* [EXERCISE DETAILS]: Records follow. Select each line holding "lead".

==== DATASET ENTRIES

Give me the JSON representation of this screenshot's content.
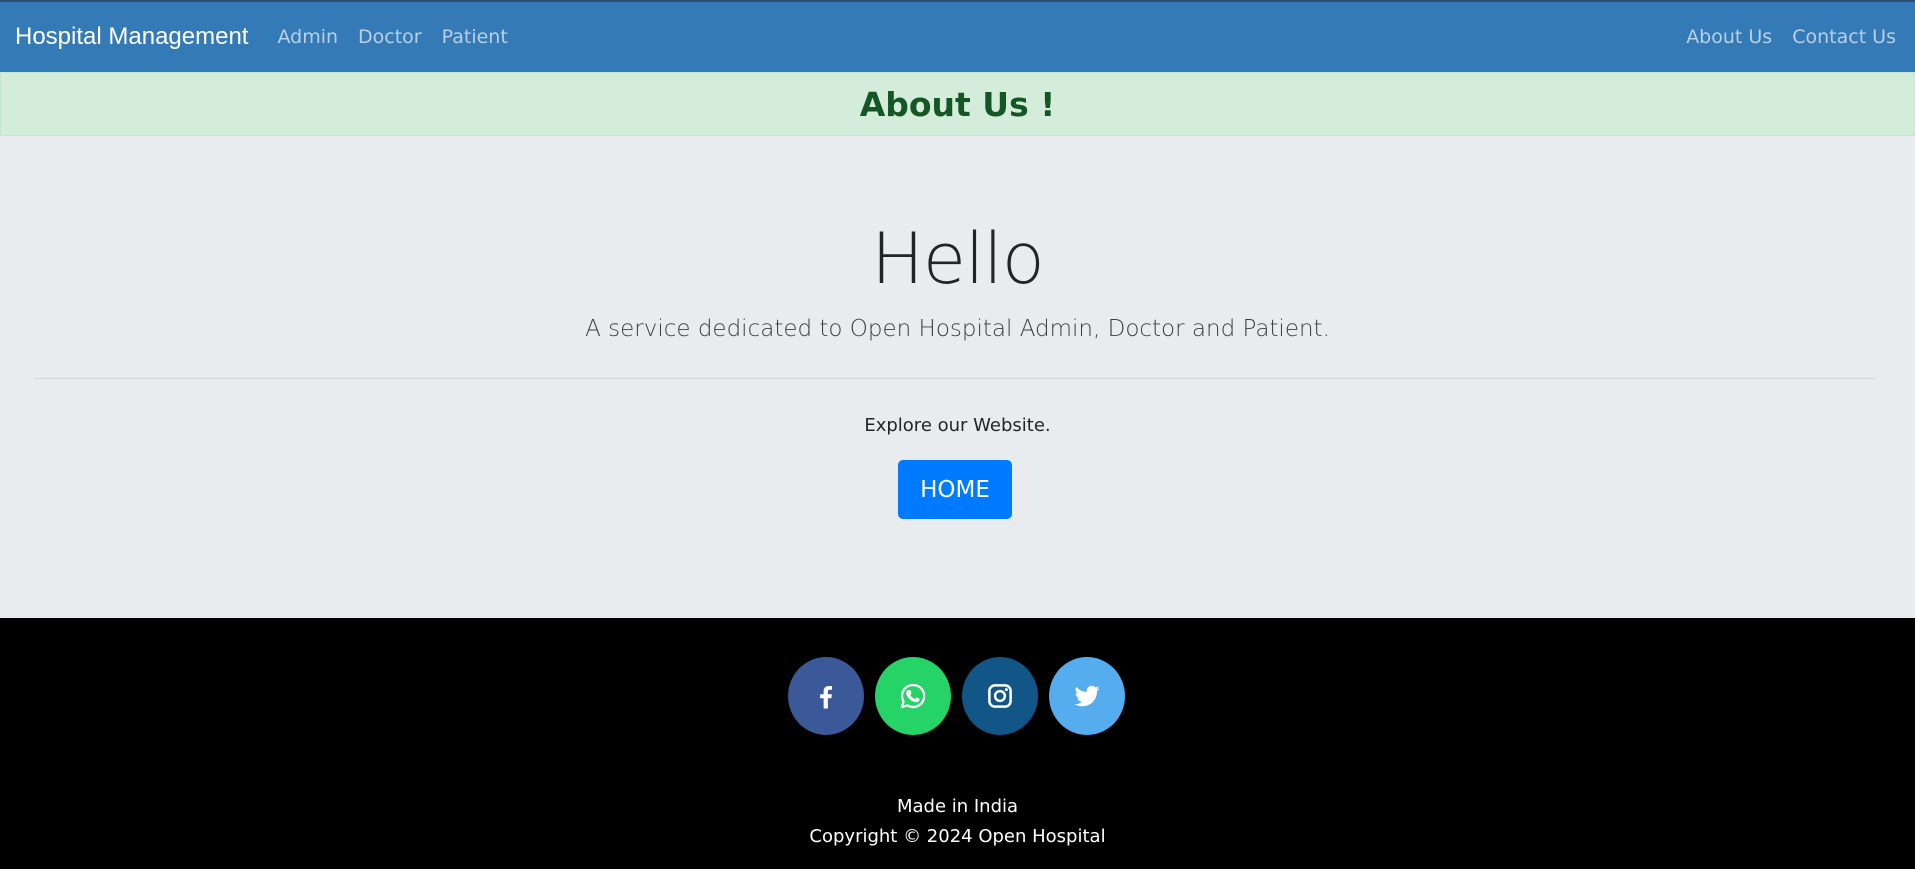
{
  "navbar": {
    "brand": "Hospital Management",
    "left_links": [
      "Admin",
      "Doctor",
      "Patient"
    ],
    "right_links": [
      "About Us",
      "Contact Us"
    ]
  },
  "alert": {
    "title": "About Us !"
  },
  "jumbotron": {
    "heading": "Hello",
    "lead": "A service dedicated to Open Hospital Admin, Doctor and Patient.",
    "explore": "Explore our Website.",
    "home_button": "HOME"
  },
  "footer": {
    "socials": [
      {
        "name": "facebook-icon",
        "color": "#3b5998"
      },
      {
        "name": "whatsapp-icon",
        "color": "#25d366"
      },
      {
        "name": "instagram-icon",
        "color": "#125688"
      },
      {
        "name": "twitter-icon",
        "color": "#55acee"
      }
    ],
    "made_in": "Made in India",
    "copyright": "Copyright © 2024 Open Hospital"
  }
}
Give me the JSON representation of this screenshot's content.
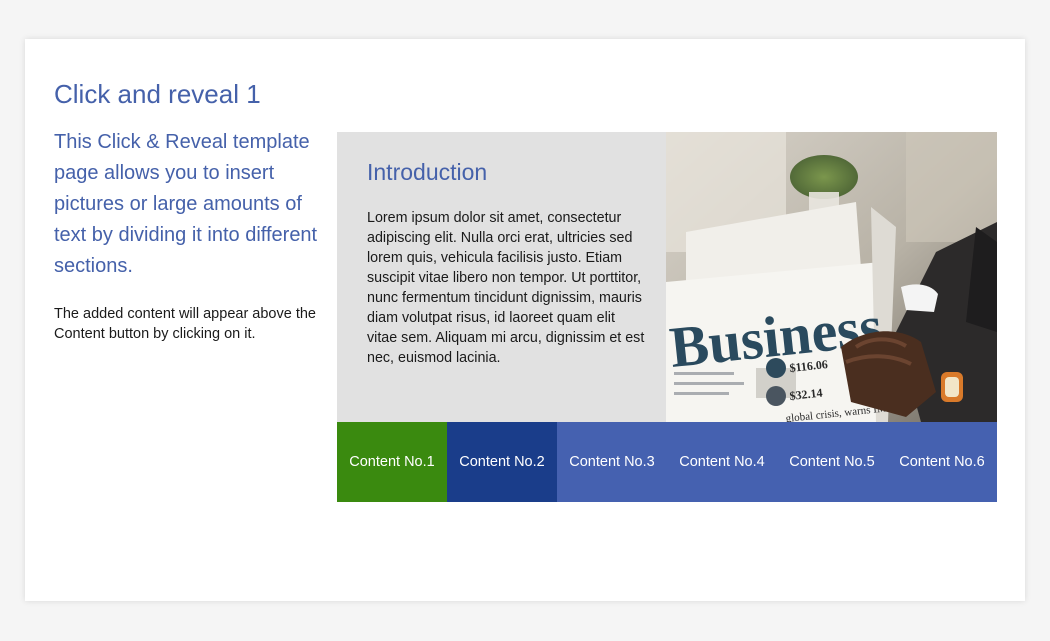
{
  "page": {
    "title": "Click and reveal 1",
    "lead": "This Click & Reveal template page allows you to insert pictures or large amounts of text by dividing it into different sections.",
    "note": "The added content will appear above the Content button by clicking on it."
  },
  "content": {
    "heading": "Introduction",
    "body": "Lorem ipsum dolor sit amet, consectetur adipiscing elit. Nulla orci erat, ultricies sed lorem quis, vehicula facilisis justo. Etiam suscipit vitae libero non tempor. Ut porttitor, nunc fermentum tincidunt dignissim, mauris diam volutpat risus, id laoreet quam elit vitae sem. Aliquam mi arcu, dignissim et est nec, euismod lacinia."
  },
  "image": {
    "subject": "newspaper-business-photo",
    "headline": "Business",
    "price_1": "$116.06",
    "price_2": "$32.14",
    "caption": "global crisis, warns IMF"
  },
  "tabs": [
    {
      "label": "Content No.1",
      "color": "#3a8a0f",
      "state": "visited"
    },
    {
      "label": "Content No.2",
      "color": "#1a3d8a",
      "state": "active"
    },
    {
      "label": "Content No.3",
      "color": "#4561b0",
      "state": "default"
    },
    {
      "label": "Content No.4",
      "color": "#4561b0",
      "state": "default"
    },
    {
      "label": "Content No.5",
      "color": "#4561b0",
      "state": "default"
    },
    {
      "label": "Content No.6",
      "color": "#4561b0",
      "state": "default"
    }
  ],
  "colors": {
    "accent": "#4561aa",
    "panel_bg": "#e1e1e1"
  }
}
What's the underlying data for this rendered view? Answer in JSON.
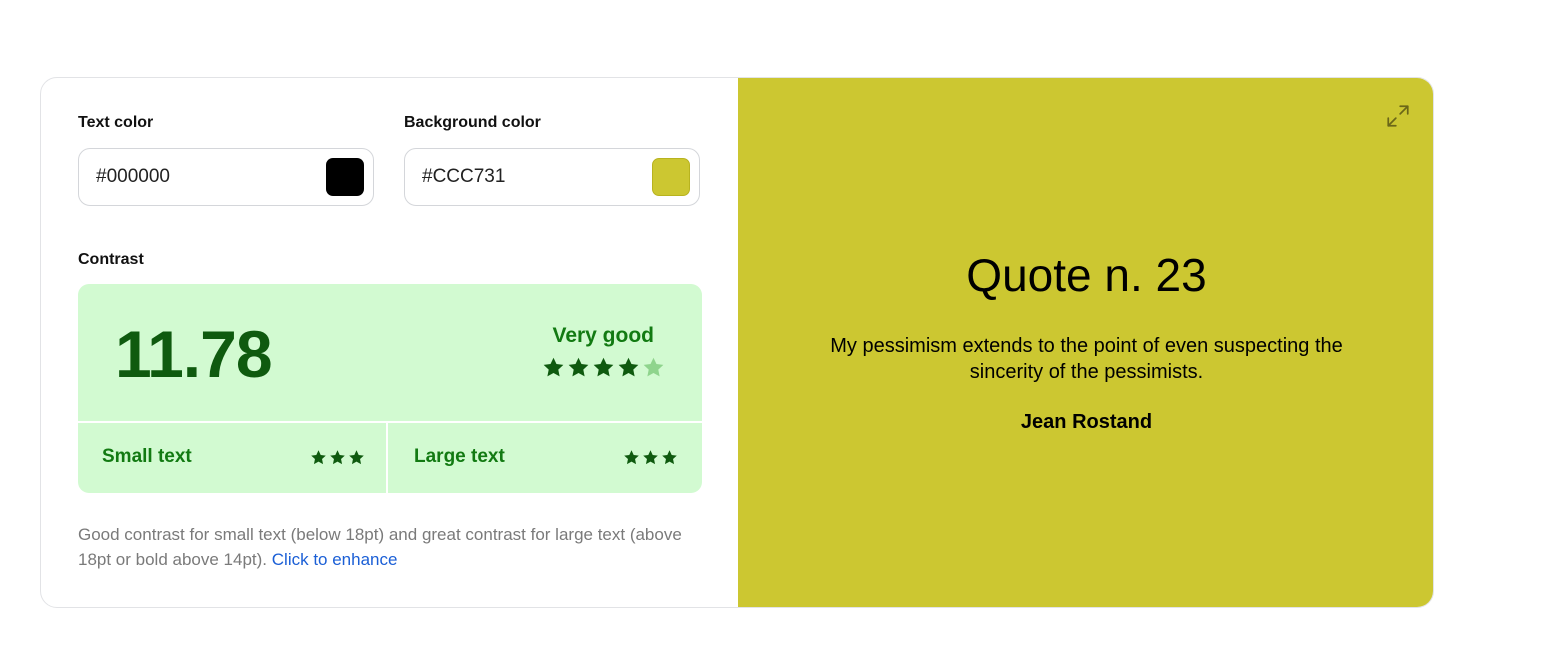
{
  "text_color": {
    "label": "Text color",
    "value": "#000000",
    "swatch": "#000000"
  },
  "background_color": {
    "label": "Background color",
    "value": "#CCC731",
    "swatch": "#CCC731"
  },
  "contrast": {
    "label": "Contrast",
    "ratio": "11.78",
    "rating": "Very good",
    "stars_filled": 4,
    "stars_total": 5,
    "small_text": {
      "label": "Small text",
      "stars": 3
    },
    "large_text": {
      "label": "Large text",
      "stars": 3
    },
    "colors": {
      "panel": "#D2FAD1",
      "star_filled": "#0F5A0F",
      "star_empty": "#8FD48D"
    }
  },
  "description": {
    "text": "Good contrast for small text (below 18pt) and great contrast for large text (above 18pt or bold above 14pt).",
    "link": "Click to enhance"
  },
  "preview": {
    "background": "#CCC731",
    "title": "Quote n. 23",
    "quote": "My pessimism extends to the point of even suspecting the sincerity of the pessimists.",
    "author": "Jean Rostand",
    "expand_icon": "expand-icon"
  }
}
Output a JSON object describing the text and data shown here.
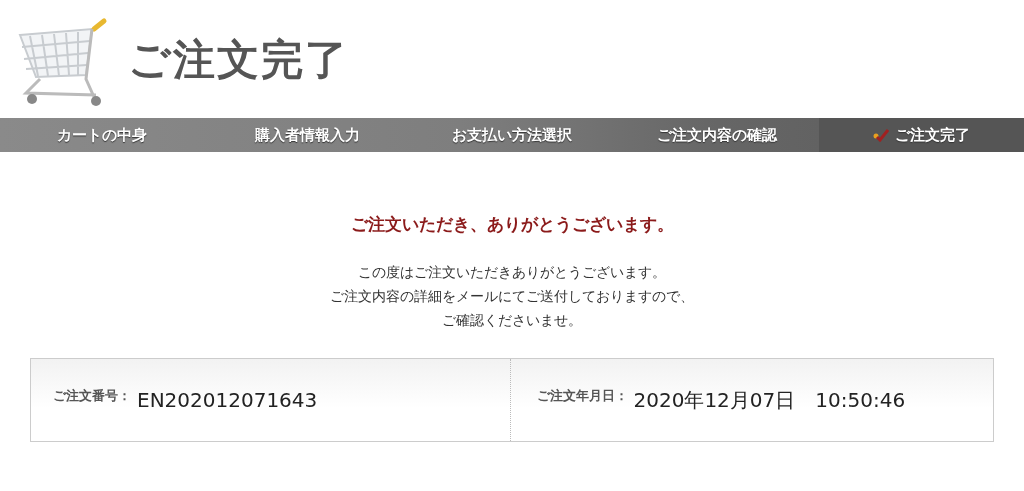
{
  "header": {
    "title": "ご注文完了"
  },
  "steps": [
    {
      "label": "カートの中身",
      "selected": false
    },
    {
      "label": "購入者情報入力",
      "selected": false
    },
    {
      "label": "お支払い方法選択",
      "selected": false
    },
    {
      "label": "ご注文内容の確認",
      "selected": false
    },
    {
      "label": "ご注文完了",
      "selected": true
    }
  ],
  "thanks": {
    "heading": "ご注文いただき、ありがとうございます。",
    "lines": [
      "この度はご注文いただきありがとうございます。",
      "ご注文内容の詳細をメールにてご送付しておりますので、",
      "ご確認くださいませ。"
    ]
  },
  "order": [
    {
      "label": "ご注文番号：",
      "value": "EN202012071643"
    },
    {
      "label": "ご注文年月日：",
      "value": "2020年12月07日　10:50:46"
    }
  ]
}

========

* [RESPONSE TO THE TASK]:
    "lead": "A service dedicated to Open Hospital Admin, Doctor and Patient.",
    "lead": "This Click & Reveal template page allows you to insert pictures or large amounts of text by dividing it into different sections.",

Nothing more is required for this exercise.